Extracted records:
═══
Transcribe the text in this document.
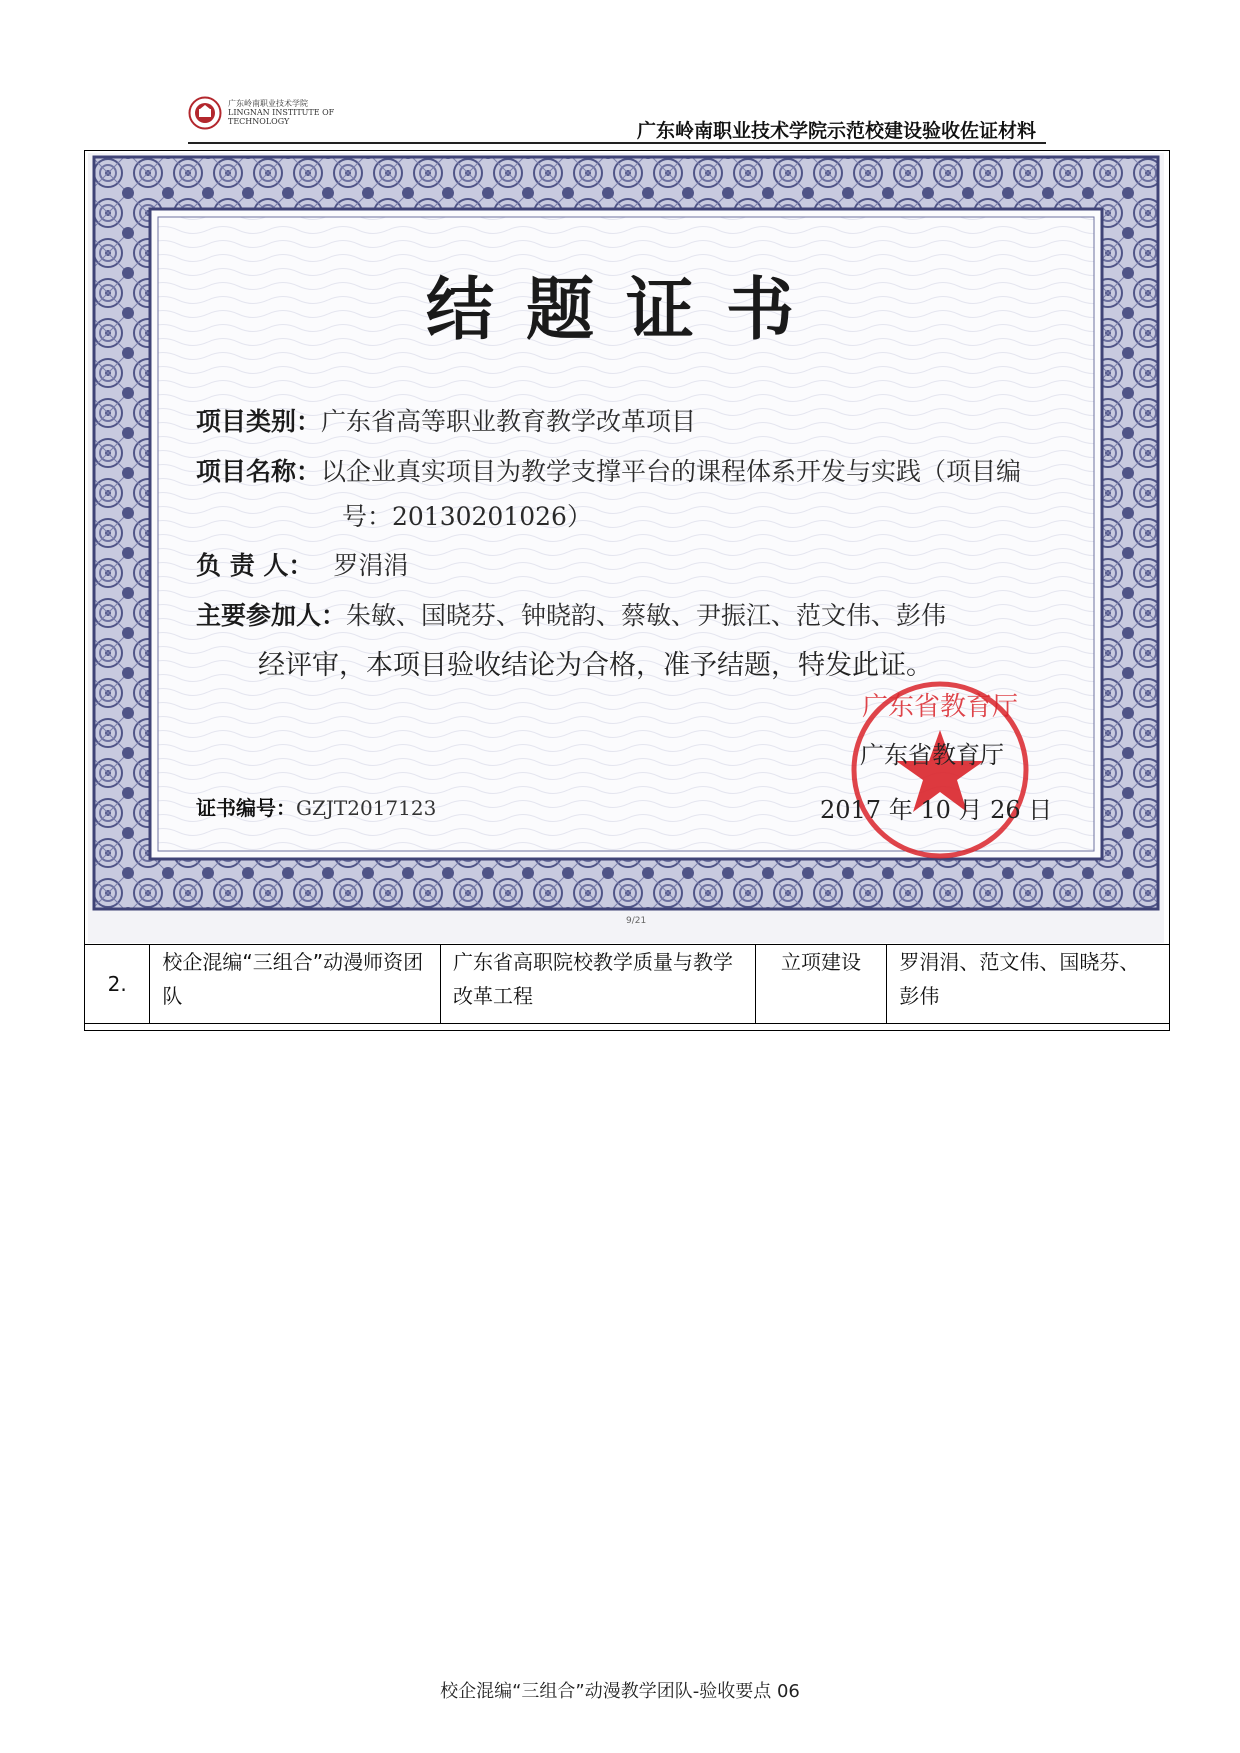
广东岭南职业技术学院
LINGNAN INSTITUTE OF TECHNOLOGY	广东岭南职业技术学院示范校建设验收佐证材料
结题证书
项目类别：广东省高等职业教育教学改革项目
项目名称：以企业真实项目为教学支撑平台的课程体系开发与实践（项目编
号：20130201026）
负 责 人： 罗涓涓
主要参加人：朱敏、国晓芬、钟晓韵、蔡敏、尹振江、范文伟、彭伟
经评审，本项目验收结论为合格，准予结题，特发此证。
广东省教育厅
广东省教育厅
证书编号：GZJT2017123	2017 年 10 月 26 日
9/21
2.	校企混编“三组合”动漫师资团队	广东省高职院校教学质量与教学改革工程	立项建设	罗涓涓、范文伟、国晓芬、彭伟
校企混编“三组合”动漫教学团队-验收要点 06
═══
:: Task requirements ::
Without including any picture, repeat the data exactly.

:: Task output ::
Transcribe the text in this document.
广东岭南职业技术学院
LINGNAN INSTITUTE OF TECHNOLOGY	广东岭南职业技术学院示范校建设验收佐证材料
结题证书
项目类别：广东省高等职业教育教学改革项目
项目名称：以企业真实项目为教学支撑平台的课程体系开发与实践（项目编
号：20130201026）
负 责 人： 罗涓涓
主要参加人：朱敏、国晓芬、钟晓韵、蔡敏、尹振江、范文伟、彭伟
经评审，本项目验收结论为合格，准予结题，特发此证。
广东省教育厅
广东省教育厅
证书编号：GZJT2017123	2017 年 10 月 26 日
9/21
2.	校企混编“三组合”动漫师资团队	广东省高职院校教学质量与教学改革工程	立项建设	罗涓涓、范文伟、国晓芬、彭伟
校企混编“三组合”动漫教学团队-验收要点 06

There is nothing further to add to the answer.